▶ [About this exercise] Leave out the pictures and print the rest of the entries exactly as they stand.

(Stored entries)
────────────────────

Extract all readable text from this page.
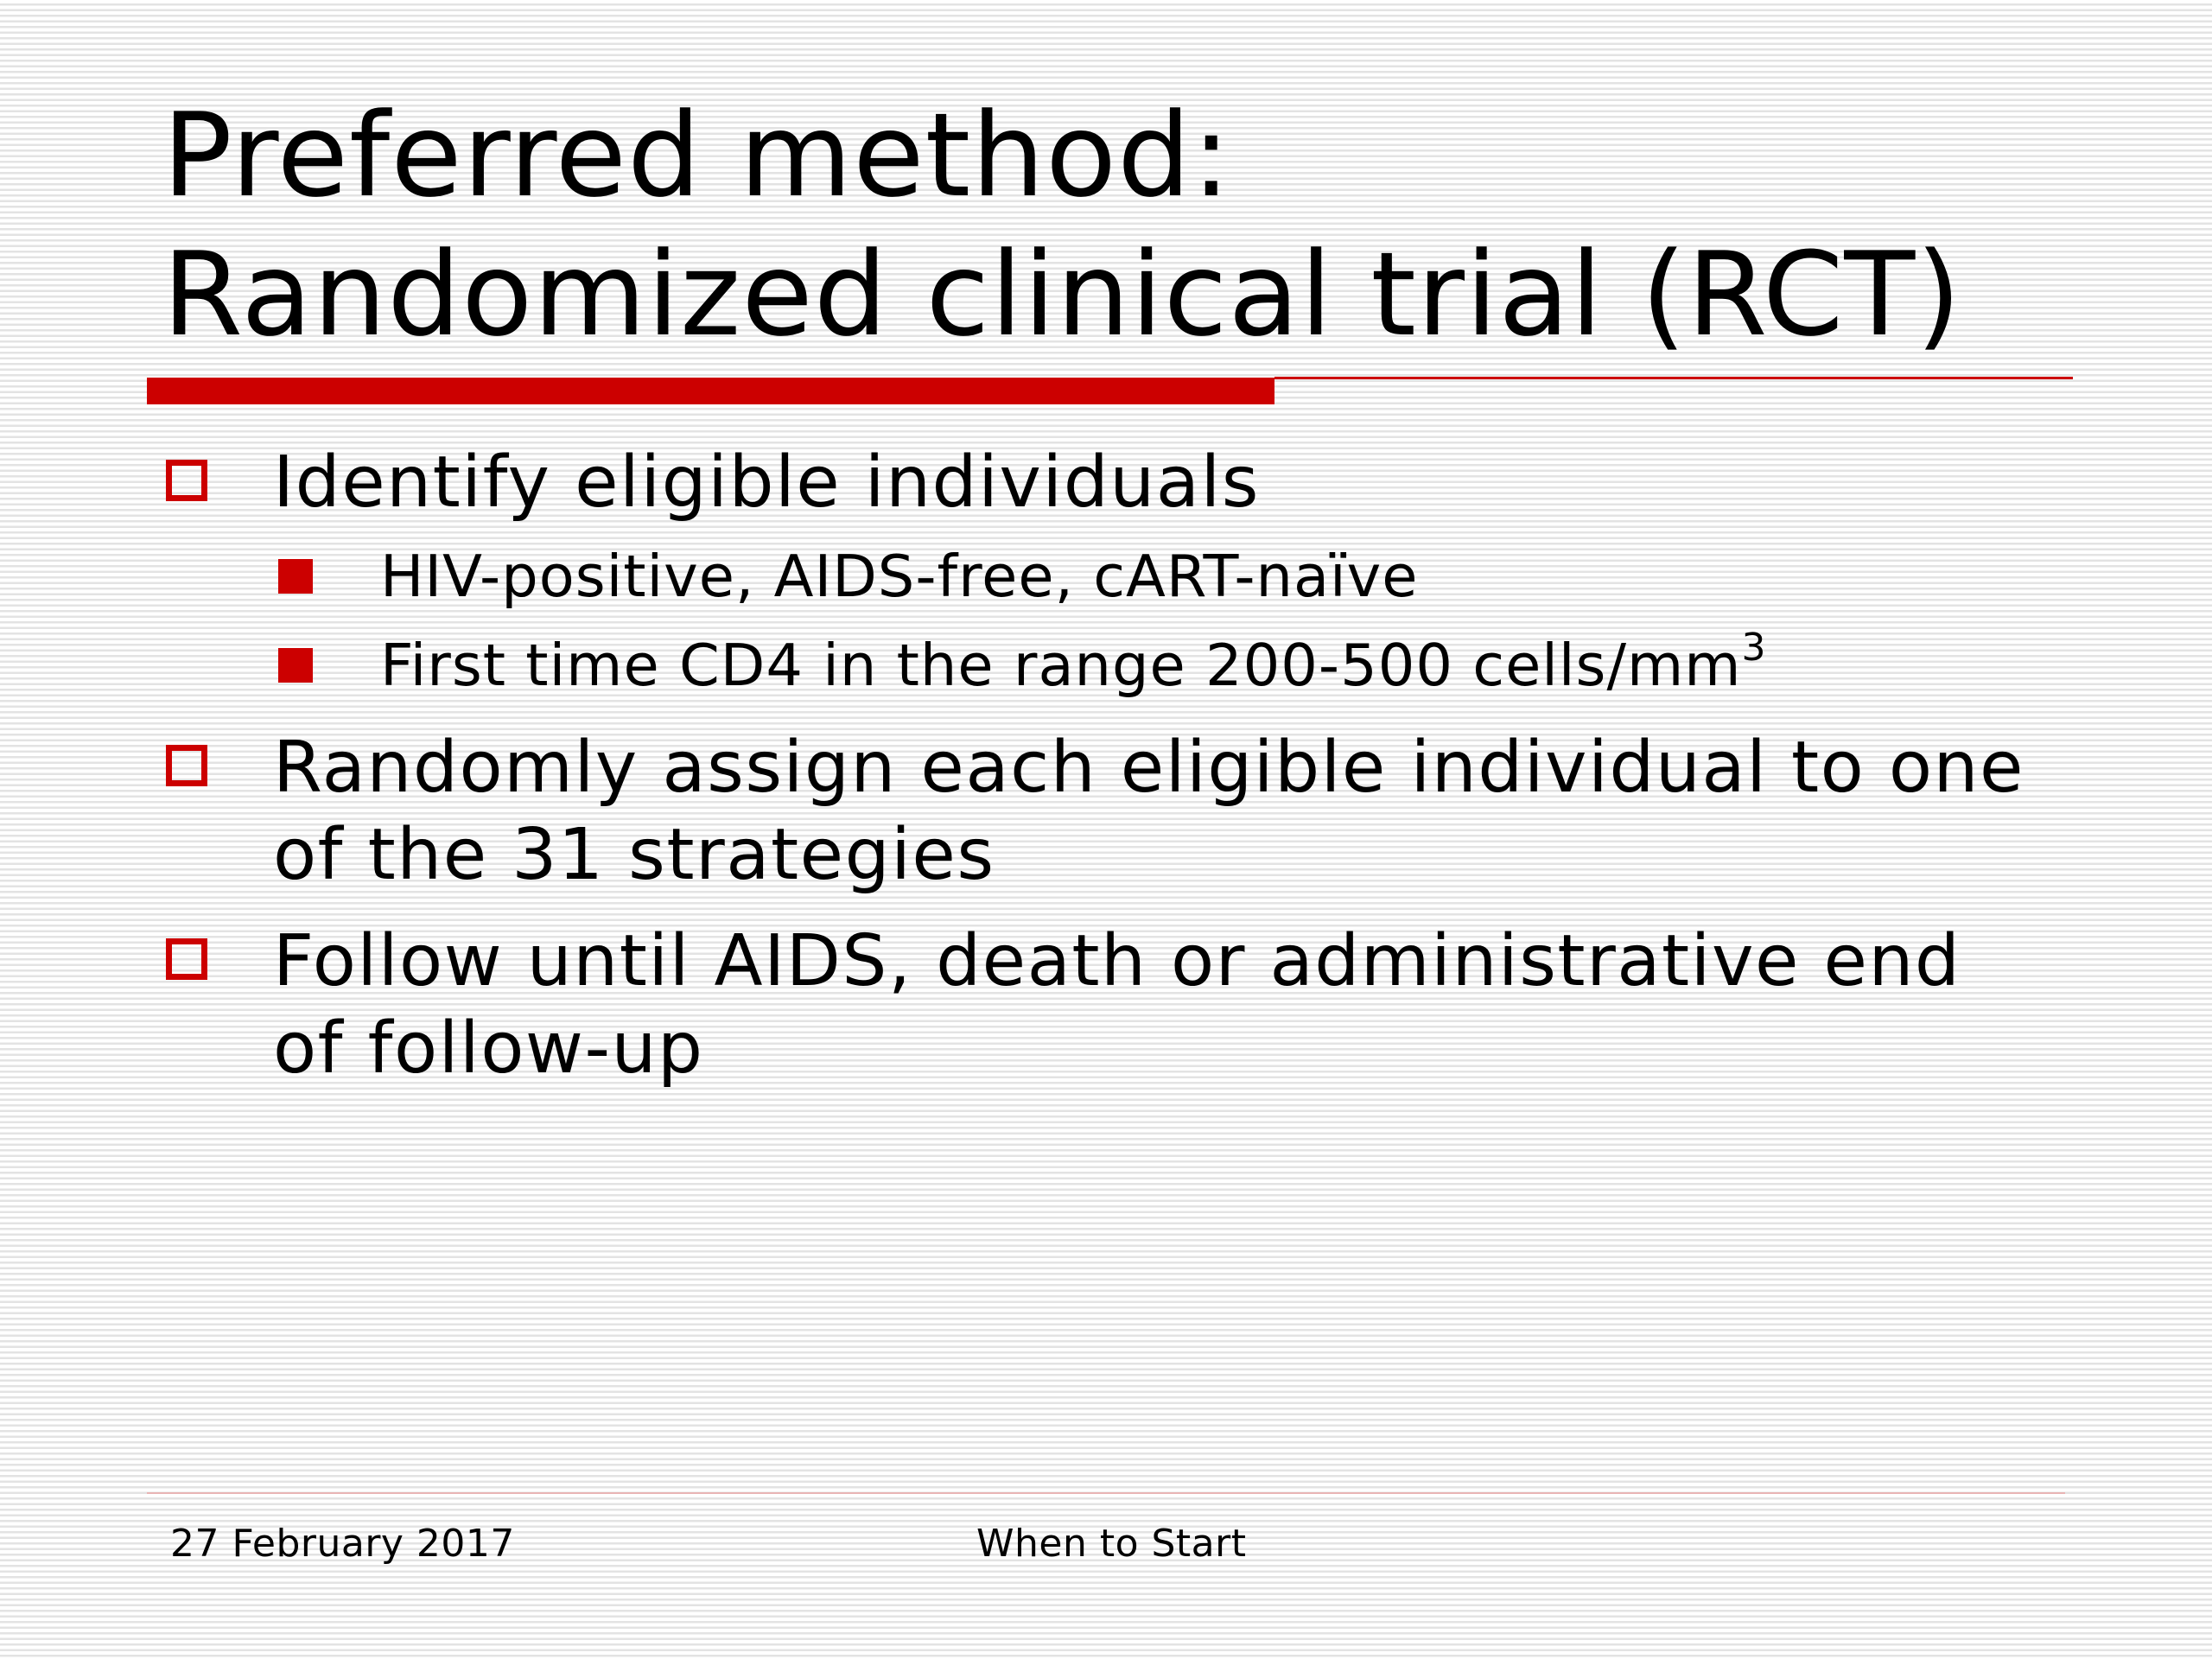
Preferred method:
Randomized clinical trial (RCT)
Identify eligible individuals
HIV-positive, AIDS-free, cART-naïve
First time CD4 in the range 200-500 cells/$mm^3$
Randomly assign each eligible individual to one
of the 31 strategies
Follow until AIDS, death or administrative end
of follow-up
27 February 2017	When to Start
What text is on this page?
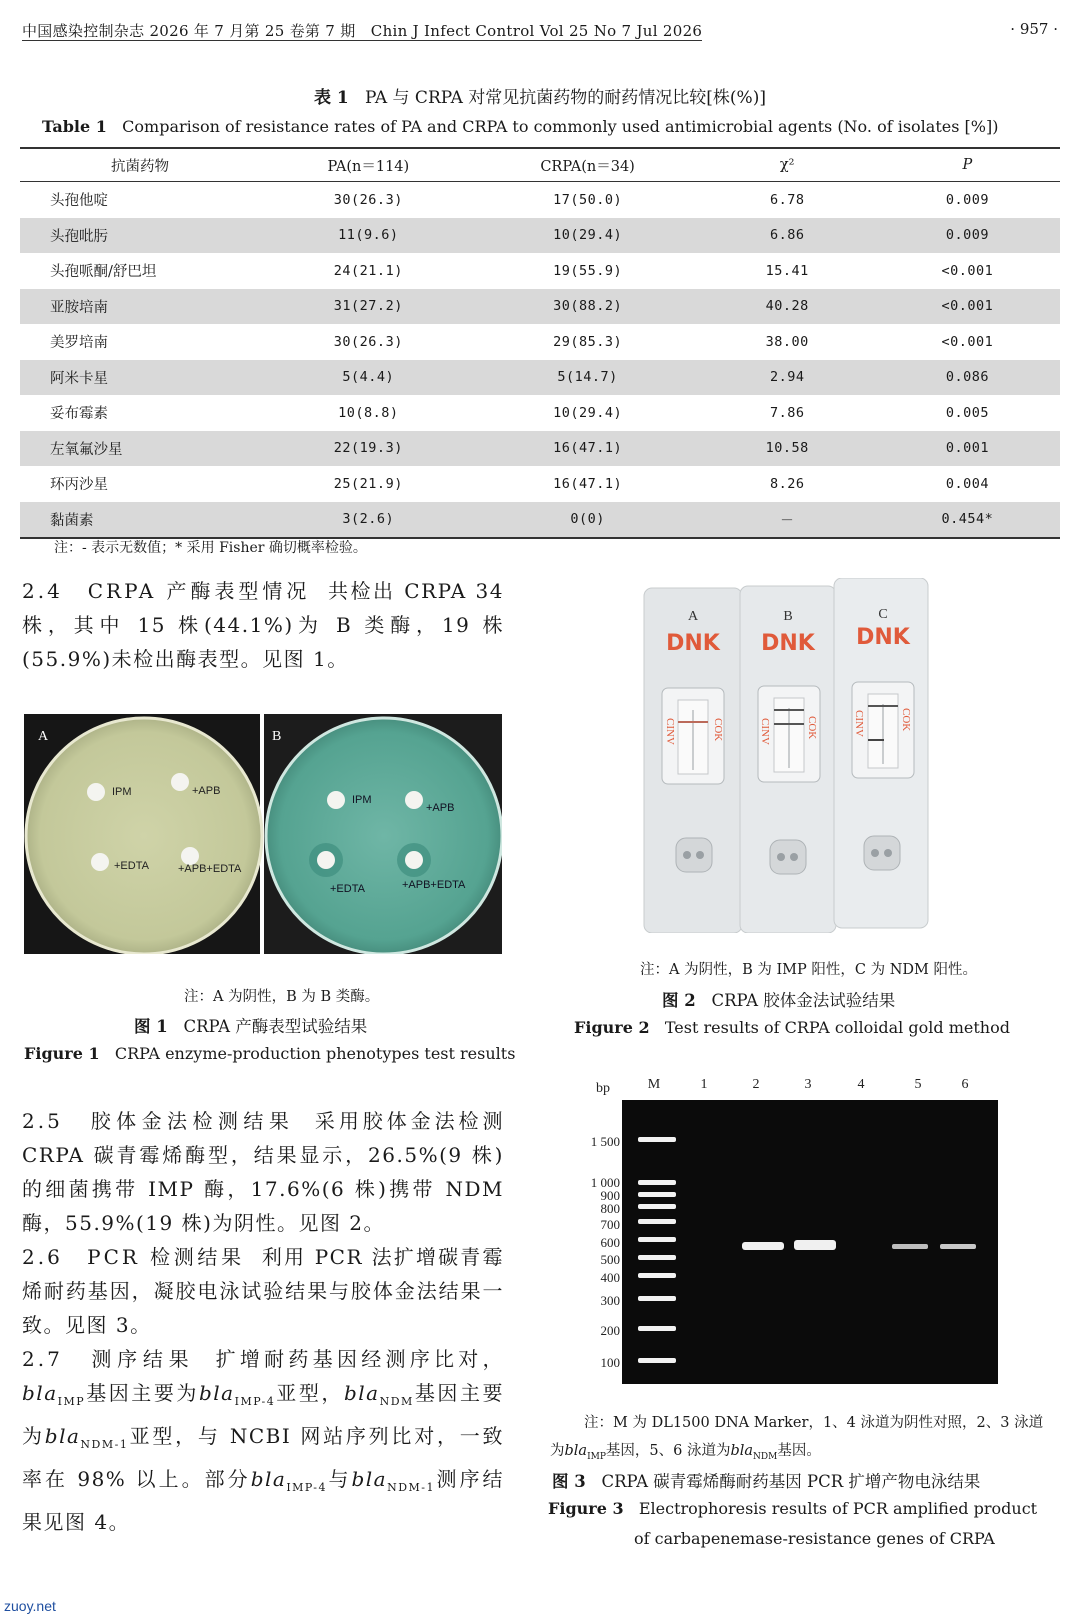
中国感染控制杂志 2026 年 7 月第 25 卷第 7 期　Chin J Infect Control Vol 25 No 7 Jul 2026	· 957 ·
表 1 PA 与 CRPA 对常见抗菌药物的耐药情况比较[株(%)]
Table 1 Comparison of resistance rates of PA and CRPA to commonly used antimicrobial agents (No. of isolates [%])
抗菌药物	PA(n＝114)	CRPA(n＝34)	χ²	P
头孢他啶	30(26.3)	17(50.0)	6.78	0.009
头孢吡肟	11(9.6)	10(29.4)	6.86	0.009
头孢哌酮/舒巴坦	24(21.1)	19(55.9)	15.41	<0.001
亚胺培南	31(27.2)	30(88.2)	40.28	<0.001
美罗培南	30(26.3)	29(85.3)	38.00	<0.001
阿米卡星	5(4.4)	5(14.7)	2.94	0.086
妥布霉素	10(8.8)	10(29.4)	7.86	0.005
左氧氟沙星	22(19.3)	16(47.1)	10.58	0.001
环丙沙星	25(21.9)	16(47.1)	8.26	0.004
黏菌素	3(2.6)	0(0)	－	0.454*
注：- 表示无数值；* 采用 Fisher 确切概率检验。
2.4　CRPA 产酶表型情况 共检出 CRPA 34 株，其中 15 株(44.1%)为 B 类酶，19 株(55.9%)未检出酶表型。见图 1。
A	B
IPM	+APB
+EDTA	+APB+EDTA
IPM
+APB
+EDTA	+APB+EDTA
注：A 为阴性，B 为 B 类酶。
图 1 CRPA 产酶表型试验结果
Figure 1 CRPA enzyme-production phenotypes test results
A
DNK
CINV	COK
B
DNK
CINV	COK
C
DNK
CINV	COK
注：A 为阴性，B 为 IMP 阳性，C 为 NDM 阳性。
图 2 CRPA 胶体金法试验结果
Figure 2 Test results of CRPA colloidal gold method
2.5　胶体金法检测结果 采用胶体金法检测 CRPA 碳青霉烯酶型，结果显示，26.5%(9 株)的细菌携带 IMP 酶，17.6%(6 株)携带 NDM 酶，55.9%(19 株)为阴性。见图 2。
2.6　PCR 检测结果 利用 PCR 法扩增碳青霉烯耐药基因，凝胶电泳试验结果与胶体金法结果一致。见图 3。
2.7　测序结果 扩增耐药基因经测序比对，bla$_{IMP}$基因主要为bla$_{IMP-4}$亚型，bla$_{NDM}$基因主要为bla$_{NDM-1}$亚型，与 NCBI 网站序列比对，一致率在 98% 以上。部分bla$_{IMP-4}$与bla$_{NDM-1}$测序结果见图 4。
bp	M	1	2	3	4	5	6
1 500
1 000
900
800
700
600
500
400
300
200
100
注：M 为 DL1500 DNA Marker，1、4 泳道为阴性对照，2、3 泳道
为bla$_{IMP}$基因，5、6 泳道为bla$_{NDM}$基因。
图 3 CRPA 碳青霉烯酶耐药基因 PCR 扩增产物电泳结果
Figure 3 Electrophoresis results of PCR amplified product
of carbapenemase-resistance genes of CRPA
zuoy.net
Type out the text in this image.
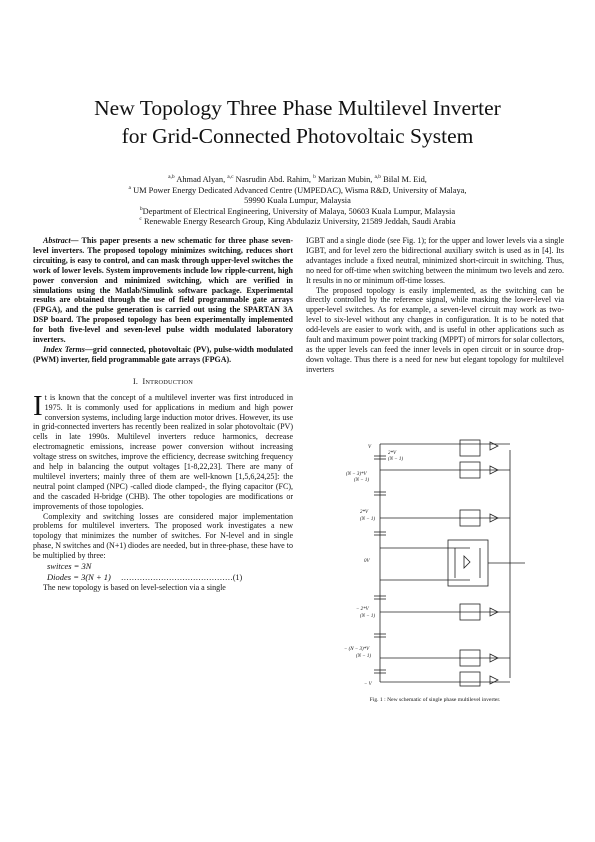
New Topology Three Phase Multilevel Inverter
for Grid-Connected Photovoltaic System
$^{a,b}$ Ahmad Alyan, $^{a,c}$ Nasrudin Abd. Rahim, $^b$ Marizan Mubin, $^{a,b}$ Bilal M. Eid,
$^a$ UM Power Energy Dedicated Advanced Centre (UMPEDAC), Wisma R&D, University of Malaya,
59990 Kuala Lumpur, Malaysia
$^b$Department of Electrical Engineering, University of Malaya, 50603 Kuala Lumpur, Malaysia
$^c$ Renewable Energy Research Group, King Abdulaziz University, 21589 Jeddah, Saudi Arabia

Abstract— This paper presents a new schematic for three phase seven-level inverters. The proposed topology minimizes switching, reduces short circuiting, is easy to control, and can mask through upper-level switches the work of lower levels. System improvements include low ripple-current, high power conversion and minimized switching, which are verified in simulations using the Matlab/Simulink software package. Experimental results are obtained through the use of field programmable gate arrays (FPGA), and the pulse generation is carried out using the SPARTAN 3A DSP board. The proposed topology has been experimentally implemented for both five-level and seven-level pulse width modulated laboratory inverters.

Index Terms—grid connected, photovoltaic (PV), pulse-width modulated (PWM) inverter, field programmable gate arrays (FPGA).

I. INTRODUCTION

It is known that the concept of a multilevel inverter was first introduced in 1975. It is commonly used for applications in medium and high power conversion systems, including large induction motor drives. However, its use in grid-connected inverters has recently been realized in solar photovoltaic (PV) cells in late 1990s. Multilevel inverters reduce harmonics, decrease electromagnetic emissions, increase power conversion without increasing voltage stress on switches, improve the efficiency, decrease switching frequency and help in balancing the output voltages [1-8,22,23]. There are many of multilevel inverters; mainly three of them are well-known [1,5,6,24,25]: the neutral point clamped (NPC) -called diode clamped-, the flying capacitor (FC), and the cascaded H-bridge (CHB). The other topologies are modifications or improvements of those topologies.

Complexity and switching losses are considered major implementation problems for multilevel inverters. The proposed work investigates a new topology that minimizes the number of switches. For N-level and in single phase, N switches and (N+1) diodes are needed, but in three-phase, these have to be multiplied by three:

switces = 3N
Diodes = 3(N + 1) ……………………………………(1)

The new topology is based on level-selection via a single

IGBT and a single diode (see Fig. 1); for the upper and lower levels via a single IGBT, and for level zero the bidirectional auxiliary switch is used as in [4]. Its advantages include a fixed neutral, minimized short-circuit in switching. Thus, no need for off-time when switching between the minimum two levels and zero. It results in no or minimum off-time losses.

The proposed topology is easily implemented, as the switching can be directly controlled by the reference signal, while masking the lower-level via upper-level switches. As for example, a seven-level circuit may work as two-level to six-level without any changes in configuration. It is to be noted that odd-levels are easier to work with, and is useful in other applications such as fault and maximum power point tracking (MPPT) of mirrors for solar collectors, as the upper levels can feed the inner levels in open circuit or in source drop-down voltage. Thus there is a need for new but elegant topology for multilevel inverters

V
2*V
(N − 1)
(N − 3)*V
(N − 1)
2*V
(N − 1)
0V
− 2*V
(N − 1)
− (N − 3)*V
(N − 1)
− V
Fig. 1 : New schematic of single phase multilevel inverter.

────────────────────

▶ [Task output]
Extract all readable text from this page.
Preferred method:
Randomized clinical trial (RCT)
Identify eligible individuals
HIV-positive, AIDS-free, cART-naïve
First time CD4 in the range 200-500 cells/$mm^3$
Randomly assign each eligible individual to one
of the 31 strategies
Follow until AIDS, death or administrative end
of follow-up
27 February 2017	When to Start
What text is on this page?
中国感染控制杂志 2026 年 7 月第 25 卷第 7 期　Chin J Infect Control Vol 25 No 7 Jul 2026	· 957 ·
表 1 PA 与 CRPA 对常见抗菌药物的耐药情况比较[株(%)]
Table 1 Comparison of resistance rates of PA and CRPA to commonly used antimicrobial agents (No. of isolates [%])
抗菌药物	PA(n＝114)	CRPA(n＝34)	χ²	P
头孢他啶	30(26.3)	17(50.0)	6.78	0.009
头孢吡肟	11(9.6)	10(29.4)	6.86	0.009
头孢哌酮/舒巴坦	24(21.1)	19(55.9)	15.41	<0.001
亚胺培南	31(27.2)	30(88.2)	40.28	<0.001
美罗培南	30(26.3)	29(85.3)	38.00	<0.001
阿米卡星	5(4.4)	5(14.7)	2.94	0.086
妥布霉素	10(8.8)	10(29.4)	7.86	0.005
左氧氟沙星	22(19.3)	16(47.1)	10.58	0.001
环丙沙星	25(21.9)	16(47.1)	8.26	0.004
黏菌素	3(2.6)	0(0)	－	0.454*
注：- 表示无数值；* 采用 Fisher 确切概率检验。
2.4　CRPA 产酶表型情况 共检出 CRPA 34 株，其中 15 株(44.1%)为 B 类酶，19 株(55.9%)未检出酶表型。见图 1。
A	B
IPM	+APB
+EDTA	+APB+EDTA
IPM
+APB
+EDTA	+APB+EDTA
注：A 为阴性，B 为 B 类酶。
图 1 CRPA 产酶表型试验结果
Figure 1 CRPA enzyme-production phenotypes test results
A
DNK
CINV	COK
B
DNK
CINV	COK
C
DNK
CINV	COK
注：A 为阴性，B 为 IMP 阳性，C 为 NDM 阳性。
图 2 CRPA 胶体金法试验结果
Figure 2 Test results of CRPA colloidal gold method
2.5　胶体金法检测结果 采用胶体金法检测 CRPA 碳青霉烯酶型，结果显示，26.5%(9 株)的细菌携带 IMP 酶，17.6%(6 株)携带 NDM 酶，55.9%(19 株)为阴性。见图 2。
2.6　PCR 检测结果 利用 PCR 法扩增碳青霉烯耐药基因，凝胶电泳试验结果与胶体金法结果一致。见图 3。
2.7　测序结果 扩增耐药基因经测序比对，bla$_{IMP}$基因主要为bla$_{IMP-4}$亚型，bla$_{NDM}$基因主要为bla$_{NDM-1}$亚型，与 NCBI 网站序列比对，一致率在 98% 以上。部分bla$_{IMP-4}$与bla$_{NDM-1}$测序结果见图 4。
bp	M	1	2	3	4	5	6
1 500
1 000
900
800
700
600
500
400
300
200
100
注：M 为 DL1500 DNA Marker，1、4 泳道为阴性对照，2、3 泳道
为bla$_{IMP}$基因，5、6 泳道为bla$_{NDM}$基因。
图 3 CRPA 碳青霉烯酶耐药基因 PCR 扩增产物电泳结果
Figure 3 Electrophoresis results of PCR amplified product
of carbapenemase-resistance genes of CRPA
zuoy.net
Type out the text in this image.
New Topology Three Phase Multilevel Inverter
for Grid-Connected Photovoltaic System
$^{a,b}$ Ahmad Alyan, $^{a,c}$ Nasrudin Abd. Rahim, $^b$ Marizan Mubin, $^{a,b}$ Bilal M. Eid,
$^a$ UM Power Energy Dedicated Advanced Centre (UMPEDAC), Wisma R&D, University of Malaya,
59990 Kuala Lumpur, Malaysia
$^b$Department of Electrical Engineering, University of Malaya, 50603 Kuala Lumpur, Malaysia
$^c$ Renewable Energy Research Group, King Abdulaziz University, 21589 Jeddah, Saudi Arabia

Abstract— This paper presents a new schematic for three phase seven-level inverters. The proposed topology minimizes switching, reduces short circuiting, is easy to control, and can mask through upper-level switches the work of lower levels. System improvements include low ripple-current, high power conversion and minimized switching, which are verified in simulations using the Matlab/Simulink software package. Experimental results are obtained through the use of field programmable gate arrays (FPGA), and the pulse generation is carried out using the SPARTAN 3A DSP board. The proposed topology has been experimentally implemented for both five-level and seven-level pulse width modulated laboratory inverters.

Index Terms—grid connected, photovoltaic (PV), pulse-width modulated (PWM) inverter, field programmable gate arrays (FPGA).

I. INTRODUCTION

It is known that the concept of a multilevel inverter was first introduced in 1975. It is commonly used for applications in medium and high power conversion systems, including large induction motor drives. However, its use in grid-connected inverters has recently been realized in solar photovoltaic (PV) cells in late 1990s. Multilevel inverters reduce harmonics, decrease electromagnetic emissions, increase power conversion without increasing voltage stress on switches, improve the efficiency, decrease switching frequency and help in balancing the output voltages [1-8,22,23]. There are many of multilevel inverters; mainly three of them are well-known [1,5,6,24,25]: the neutral point clamped (NPC) -called diode clamped-, the flying capacitor (FC), and the cascaded H-bridge (CHB). The other topologies are modifications or improvements of those topologies.

Complexity and switching losses are considered major implementation problems for multilevel inverters. The proposed work investigates a new topology that minimizes the number of switches. For N-level and in single phase, N switches and (N+1) diodes are needed, but in three-phase, these have to be multiplied by three:

switces = 3N
Diodes = 3(N + 1) ……………………………………(1)

The new topology is based on level-selection via a single

IGBT and a single diode (see Fig. 1); for the upper and lower levels via a single IGBT, and for level zero the bidirectional auxiliary switch is used as in [4]. Its advantages include a fixed neutral, minimized short-circuit in switching. Thus, no need for off-time when switching between the minimum two levels and zero. It results in no or minimum off-time losses.

The proposed topology is easily implemented, as the switching can be directly controlled by the reference signal, while masking the lower-level via upper-level switches. As for example, a seven-level circuit may work as two-level to six-level without any changes in configuration. It is to be noted that odd-levels are easier to work with, and is useful in other applications such as fault and maximum power point tracking (MPPT) of mirrors for solar collectors, as the upper levels can feed the inner levels in open circuit or in source drop-down voltage. Thus there is a need for new but elegant topology for multilevel inverters

V
2*V
(N − 1)
(N − 3)*V
(N − 1)
2*V
(N − 1)
0V
− 2*V
(N − 1)
− (N − 3)*V
(N − 1)
− V
Fig. 1 : New schematic of single phase multilevel inverter.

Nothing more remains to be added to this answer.